EXERCISE INSTRUCTIONS - Convert the lines of the records into a JSON list of strings, one string per line and blank lines left out, starting at the line that contains "list-item[interactable]: A Antonia" and ending after the line that contains "avatar-letter: D <box>43 558 59 581</box>". Include only those lines.

Items listed in a dataset:
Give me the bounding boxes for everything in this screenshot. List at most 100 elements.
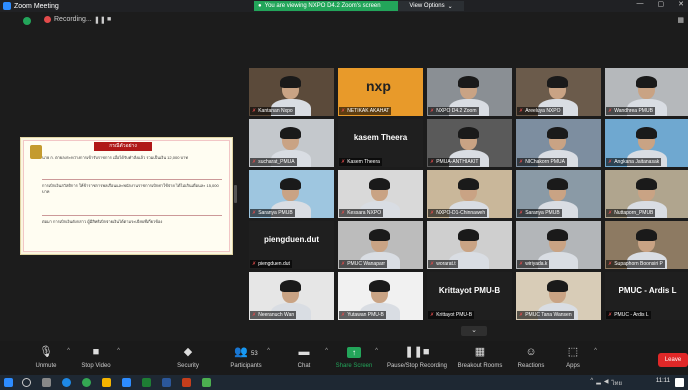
- participant-name: Saranya PMUB: [525, 210, 560, 216]
- close-button[interactable]: ✕: [678, 0, 684, 8]
- breakout-rooms-button[interactable]: ▦ Breakout Rooms: [452, 343, 508, 373]
- file-explorer-icon[interactable]: [102, 378, 111, 387]
- chat-button[interactable]: ▬ Chat ^: [276, 343, 332, 373]
- participant-tile[interactable]: ✗ NXPO D4.2 Zoom: [427, 68, 512, 116]
- participant-tile[interactable]: ✗ Saranya PMUB: [516, 170, 601, 218]
- participant-tile[interactable]: ✗ Kantanan Nxpo: [249, 68, 334, 116]
- microphone-muted-icon: ✗: [430, 261, 435, 267]
- participants-button[interactable]: 👥 53 Participants ^: [218, 343, 274, 373]
- participant-tile[interactable]: ✗ worarat.t: [427, 221, 512, 269]
- edge-browser-icon[interactable]: [62, 378, 71, 387]
- participant-hair: [369, 178, 390, 190]
- participant-hair: [636, 178, 657, 190]
- participant-name-tag: ✗ Angkana Jaitanasak: [606, 158, 662, 166]
- participant-tile[interactable]: ✗ Kessara NXPO: [338, 170, 423, 218]
- participant-name-tag: ✗ Wandhrea PMUB: [606, 107, 655, 115]
- network-icon[interactable]: ▂: [596, 378, 601, 388]
- participant-hair: [458, 127, 479, 139]
- pause-stop-recording-button[interactable]: ❚❚■ Pause/Stop Recording: [384, 343, 450, 373]
- stop-recording-icon[interactable]: ■: [107, 16, 111, 23]
- chevron-up-icon[interactable]: ^: [375, 348, 378, 354]
- participant-hair: [547, 127, 568, 139]
- participant-tile[interactable]: ✗ Wandhrea PMUB: [605, 68, 688, 116]
- view-options-button[interactable]: View Options ⌄: [398, 1, 464, 11]
- app-icon[interactable]: [202, 378, 211, 387]
- slide-divider: [42, 215, 222, 216]
- microphone-muted-icon: ✗: [252, 108, 257, 114]
- task-view-icon[interactable]: [42, 378, 51, 387]
- pause-recording-icon[interactable]: ❚❚: [94, 16, 106, 24]
- search-icon[interactable]: [22, 378, 31, 387]
- slide-paragraph: นาย ก. ตายลงระหว่างการเข้ารับราชการ เมื่…: [42, 155, 188, 160]
- gallery-next-page-button[interactable]: ⌄: [461, 326, 487, 336]
- participant-display-name: piengduen.dut: [263, 235, 320, 244]
- word-icon[interactable]: [162, 378, 171, 387]
- slide-divider: [42, 179, 222, 180]
- excel-icon[interactable]: [142, 378, 151, 387]
- security-button[interactable]: ◆ Security: [160, 343, 216, 373]
- chevron-up-icon[interactable]: ^: [590, 378, 593, 388]
- participant-tile[interactable]: ✗ Supaphorn Boonsiri P: [605, 221, 688, 269]
- apps-button[interactable]: ⬚ Apps ^: [545, 343, 601, 373]
- virtual-background-logo: nxp: [366, 78, 391, 94]
- participant-tile[interactable]: piengduen.dut ✗ piengduen.dut: [249, 221, 334, 269]
- participant-name: NETIKAK AKAHAT: [347, 108, 390, 114]
- microphone-muted-icon: ✗: [519, 108, 524, 114]
- participant-tile[interactable]: PMUC - Ardis L ✗ PMUC - Ardis L: [605, 272, 688, 320]
- unmute-button[interactable]: 🎙 Unmute ^: [18, 343, 74, 373]
- view-toggle[interactable]: ▦: [677, 16, 684, 24]
- participant-tile[interactable]: ✗ Neeranuch Wan: [249, 272, 334, 320]
- participant-name-tag: ✗ PMUC Wanaparr: [339, 260, 388, 268]
- participant-hair: [369, 229, 390, 241]
- status-row: Recording... ❚❚ ■ ▦: [0, 13, 688, 29]
- leave-button[interactable]: Leave: [658, 353, 688, 367]
- notification-icon[interactable]: [675, 378, 684, 387]
- participant-hair: [636, 127, 657, 139]
- participant-name: Nuttaporn_PMUB: [614, 210, 654, 216]
- participant-tile[interactable]: ✗ Nuttaporn_PMUB: [605, 170, 688, 218]
- participant-tile[interactable]: ✗ NIChakorn PMUA: [516, 119, 601, 167]
- stop-video-button[interactable]: ■ Stop Video ^: [68, 343, 124, 373]
- share-screen-button[interactable]: ↑ Share Screen ^: [326, 343, 382, 373]
- participant-tile[interactable]: ✗ PMUC Wanaparr: [338, 221, 423, 269]
- participant-tile[interactable]: ✗ Areeluya NXPO: [516, 68, 601, 116]
- volume-icon[interactable]: ◀: [604, 378, 609, 388]
- minimize-button[interactable]: —: [637, 0, 644, 8]
- chevron-up-icon[interactable]: ^: [117, 348, 120, 354]
- participant-tile[interactable]: ✗ Saranya PMUB: [249, 170, 334, 218]
- participant-tile[interactable]: nxp ✗ NETIKAK AKAHAT: [338, 68, 423, 116]
- participant-tile[interactable]: ✗ Yutawan PMU-B: [338, 272, 423, 320]
- participant-hair: [280, 127, 301, 139]
- chevron-up-icon[interactable]: ^: [267, 348, 270, 354]
- participant-tile[interactable]: ✗ sucharat_PMUA: [249, 119, 334, 167]
- participants-count: 53: [251, 351, 258, 357]
- microphone-muted-icon: ✗: [341, 108, 346, 114]
- split-handle[interactable]: [234, 185, 237, 203]
- microphone-muted-icon: ✗: [252, 312, 257, 318]
- participant-tile[interactable]: Krittayot PMU-B ✗ Krittayot PMU-B: [427, 272, 512, 320]
- participant-tile[interactable]: ✗ PMUA-ANTHIAKIT: [427, 119, 512, 167]
- participant-hair: [458, 229, 479, 241]
- share-screen-icon: ↑: [326, 343, 382, 361]
- participant-tile[interactable]: kasem Theera ✗ Kasem Theera: [338, 119, 423, 167]
- participant-name-tag: ✗ PMUC - Ardis L: [606, 311, 651, 319]
- participant-tile[interactable]: ✗ NXPO-D1-Chinnaweh: [427, 170, 512, 218]
- microphone-muted-icon: ✗: [519, 159, 524, 165]
- participant-tile[interactable]: ✗ PMUC Tana Wansen: [516, 272, 601, 320]
- participant-name-tag: ✗ NXPO D4.2 Zoom: [428, 107, 479, 115]
- language-indicator[interactable]: ไทย: [612, 378, 623, 388]
- chevron-up-icon[interactable]: ^: [594, 348, 597, 354]
- shield-icon[interactable]: [23, 17, 31, 25]
- chrome-icon[interactable]: [82, 378, 91, 387]
- participant-tile[interactable]: ✗ wiriyada.k: [516, 221, 601, 269]
- shared-screen: กรณีตัวอย่าง นาย ก. ตายลงระหว่างการเข้าร…: [20, 137, 233, 255]
- participant-tile[interactable]: ✗ Angkana Jaitanasak: [605, 119, 688, 167]
- maximize-button[interactable]: ▢: [658, 0, 665, 8]
- zoom-taskbar-icon[interactable]: [122, 378, 131, 387]
- participant-hair: [547, 178, 568, 190]
- powerpoint-icon[interactable]: [182, 378, 191, 387]
- start-icon[interactable]: [4, 378, 13, 387]
- shared-slide: กรณีตัวอย่าง นาย ก. ตายลงระหว่างการเข้าร…: [23, 140, 230, 252]
- participant-hair: [547, 280, 568, 292]
- system-clock[interactable]: 11:11: [656, 378, 670, 384]
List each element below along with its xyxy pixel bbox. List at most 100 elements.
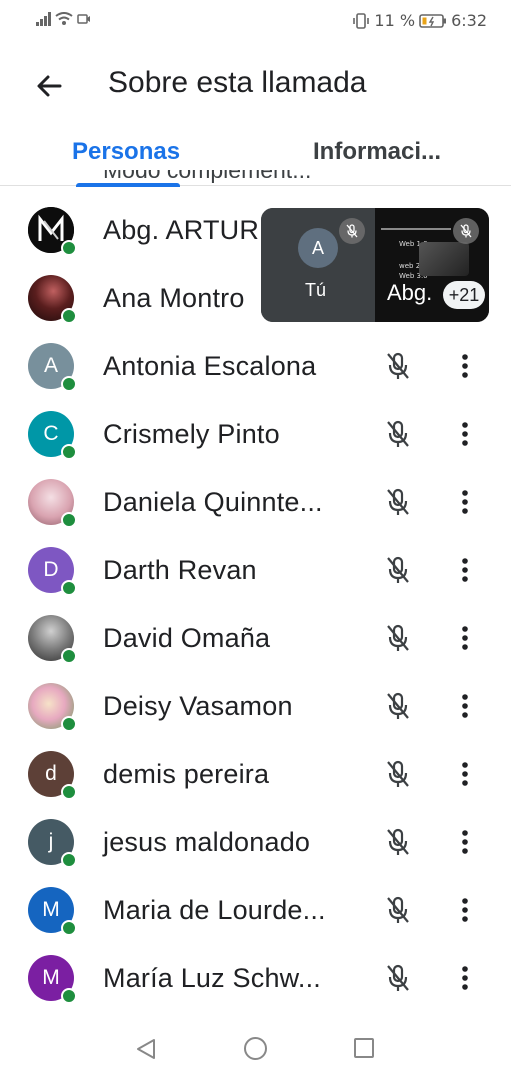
list-item[interactable]: A Antonia Escalona <box>0 332 511 400</box>
status-left <box>36 12 91 26</box>
more-vert-icon[interactable] <box>453 963 477 993</box>
more-vert-icon[interactable] <box>453 827 477 857</box>
online-indicator <box>61 784 77 800</box>
avatar: M <box>28 887 77 936</box>
video-pip[interactable]: A Tú Web 1.0 web 2.0 Web 3.0 Abg. +21 <box>261 208 489 322</box>
mic-off-icon <box>387 828 409 855</box>
more-participants-badge[interactable]: +21 <box>443 281 485 309</box>
status-bar: 11 % 6:32 <box>0 0 511 44</box>
slide-image <box>419 242 469 276</box>
mic-off-icon <box>387 488 409 515</box>
avatar-letter: M <box>42 966 60 989</box>
more-vert-icon[interactable] <box>453 759 477 789</box>
mic-off-icon <box>387 692 409 719</box>
participant-name: Antonia Escalona <box>103 351 317 381</box>
mic-off-icon <box>387 420 409 447</box>
more-vert-icon[interactable] <box>453 895 477 925</box>
online-indicator <box>61 580 77 596</box>
mic-off-icon <box>387 352 409 379</box>
more-vert-icon[interactable] <box>453 487 477 517</box>
participant-name: Maria de Lourde... <box>103 895 326 925</box>
mic-off-icon <box>339 218 365 244</box>
nav-home-icon[interactable] <box>244 1037 267 1060</box>
slide-toolbar <box>381 228 451 230</box>
nav-recents-icon[interactable] <box>354 1038 374 1058</box>
online-indicator <box>61 376 77 392</box>
mic-off-icon <box>387 760 409 787</box>
online-indicator <box>61 308 77 324</box>
list-item[interactable]: David Omaña <box>0 604 511 672</box>
list-item[interactable]: j jesus maldonado <box>0 808 511 876</box>
list-item[interactable]: Daniela Quinnte... <box>0 468 511 536</box>
clock: 6:32 <box>451 11 487 30</box>
avatar <box>28 275 77 324</box>
online-indicator <box>61 988 77 1004</box>
vibrate-icon <box>353 12 370 29</box>
more-vert-icon[interactable] <box>453 623 477 653</box>
self-tile-label: Tú <box>305 280 327 300</box>
list-item[interactable]: Deisy Vasamon <box>0 672 511 740</box>
avatar: M <box>28 955 77 1004</box>
self-video-tile[interactable]: A Tú <box>261 208 375 322</box>
online-indicator <box>61 920 77 936</box>
online-indicator <box>61 852 77 868</box>
online-indicator <box>61 240 77 256</box>
more-vert-icon[interactable] <box>453 691 477 721</box>
avatar-letter: D <box>43 558 59 581</box>
participant-name: Ana Montro <box>103 283 245 313</box>
avatar <box>28 479 77 528</box>
tab-informacion[interactable]: Informaci... <box>313 138 441 166</box>
participant-name: jesus maldonado <box>103 827 311 857</box>
list-item[interactable]: M Maria de Lourde... <box>0 876 511 944</box>
participant-name: Crismely Pinto <box>103 419 280 449</box>
avatar <box>28 207 77 256</box>
avatar: A <box>28 343 77 392</box>
avatar-letter: M <box>42 898 60 921</box>
signal-icon <box>36 12 51 26</box>
more-vert-icon[interactable] <box>453 351 477 381</box>
self-avatar: A <box>298 228 338 268</box>
system-nav-bar <box>0 1018 511 1080</box>
avatar: D <box>28 547 77 596</box>
presenter-video-tile[interactable]: Web 1.0 web 2.0 Web 3.0 Abg. +21 <box>375 208 489 322</box>
status-right: 11 % 6:32 <box>352 11 487 30</box>
list-item[interactable]: C Crismely Pinto <box>0 400 511 468</box>
participant-name: David Omaña <box>103 623 271 653</box>
cutoff-list-item: Modo complement... <box>103 170 311 192</box>
participant-name: Abg. ARTUR <box>103 215 260 245</box>
tab-personas[interactable]: Personas <box>72 138 180 166</box>
avatar <box>28 683 77 732</box>
avatar: d <box>28 751 77 800</box>
self-avatar-letter: A <box>311 237 324 258</box>
mic-off-icon <box>453 218 479 244</box>
mic-off-icon <box>387 896 409 923</box>
list-item[interactable]: d demis pereira <box>0 740 511 808</box>
participant-name: Daniela Quinnte... <box>103 487 323 517</box>
mic-off-icon <box>387 556 409 583</box>
avatar: j <box>28 819 77 868</box>
app-bar: Sobre esta llamada <box>0 44 511 124</box>
avatar <box>28 615 77 664</box>
participant-name: María Luz Schw... <box>103 963 321 993</box>
wifi-icon <box>55 12 73 25</box>
more-vert-icon[interactable] <box>453 419 477 449</box>
data-saver-icon <box>77 14 90 24</box>
mic-off-icon <box>387 624 409 651</box>
cutoff-label: Modo complement... <box>103 170 312 183</box>
avatar-letter: A <box>43 354 58 377</box>
online-indicator <box>61 512 77 528</box>
avatar-letter: d <box>45 762 57 785</box>
list-item[interactable]: D Darth Revan <box>0 536 511 604</box>
online-indicator <box>61 716 77 732</box>
battery-icon <box>419 13 447 28</box>
avatar-letter: j <box>48 830 54 853</box>
arrow-back-icon[interactable] <box>32 68 68 104</box>
nav-back-icon[interactable] <box>135 1038 157 1060</box>
list-item[interactable]: M María Luz Schw... <box>0 944 511 1012</box>
participant-name: Darth Revan <box>103 555 257 585</box>
online-indicator <box>61 444 77 460</box>
battery-percent: 11 % <box>374 11 416 30</box>
avatar: C <box>28 411 77 460</box>
presenter-tile-label: Abg. <box>387 280 433 305</box>
more-vert-icon[interactable] <box>453 555 477 585</box>
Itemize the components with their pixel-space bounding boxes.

PROBLEM SOLUTION -
[
  "list-item[interactable]: A Antonia Escalona <box>0 332 511 400</box>",
  "status-left <box>36 12 91 26</box>",
  "more-vert-icon[interactable] <box>453 963 477 993</box>",
  "more-vert-icon[interactable] <box>453 827 477 857</box>",
  "online-indicator <box>61 784 77 800</box>",
  "avatar: M <box>28 887 77 936</box>",
  "video-pip[interactable]: A Tú Web 1.0 web 2.0 Web 3.0 Abg. +21 <box>261 208 489 322</box>",
  "mic-off-icon <box>387 828 409 855</box>",
  "more-participants-badge[interactable]: +21 <box>443 281 485 309</box>",
  "status-bar: 11 % 6:32 <box>0 0 511 44</box>",
  "slide-image <box>419 242 469 276</box>",
  "mic-off-icon <box>387 488 409 515</box>",
  "avatar-letter: M <box>42 966 60 989</box>",
  "more-vert-icon[interactable] <box>453 759 477 789</box>",
  "mic-off-icon <box>387 692 409 719</box>",
  "participant-name: Antonia Escalona <box>103 351 317 381</box>",
  "mic-off-icon <box>387 420 409 447</box>",
  "more-vert-icon[interactable] <box>453 895 477 925</box>",
  "online-indicator <box>61 580 77 596</box>",
  "mic-off-icon <box>387 352 409 379</box>",
  "more-vert-icon[interactable] <box>453 487 477 517</box>",
  "participant-name: Maria de Lourde... <box>103 895 326 925</box>",
  "mic-off-icon <box>339 218 365 244</box>",
  "nav-home-icon[interactable] <box>244 1037 267 1060</box>",
  "slide-toolbar <box>381 228 451 230</box>",
  "nav-recents-icon[interactable] <box>354 1038 374 1058</box>",
  "online-indicator <box>61 376 77 392</box>",
  "mic-off-icon <box>387 760 409 787</box>",
  "online-indicator <box>61 308 77 324</box>",
  "list-item[interactable]: David Omaña <box>0 604 511 672</box>",
  "list-item[interactable]: j jesus maldonado <box>0 808 511 876</box>",
  "list-item[interactable]: Daniela Quinnte... <box>0 468 511 536</box>",
  "clock: 6:32 <box>451 11 487 30</box>",
  "avatar <box>28 275 77 324</box>",
  "online-indicator <box>61 988 77 1004</box>",
  "vibrate-icon <box>353 12 370 29</box>",
  "more-vert-icon[interactable] <box>453 623 477 653</box>",
  "self-tile-label: Tú <box>305 280 327 300</box>",
  "list-item[interactable]: Deisy Vasamon <box>0 672 511 740</box>",
  "avatar: M <box>28 955 77 1004</box>",
  "self-video-tile[interactable]: A Tú <box>261 208 375 322</box>",
  "online-indicator <box>61 920 77 936</box>",
  "online-indicator <box>61 852 77 868</box>",
  "online-indicator <box>61 240 77 256</box>",
  "more-vert-icon[interactable] <box>453 691 477 721</box>",
  "avatar-letter: D <box>43 558 59 581</box>"
]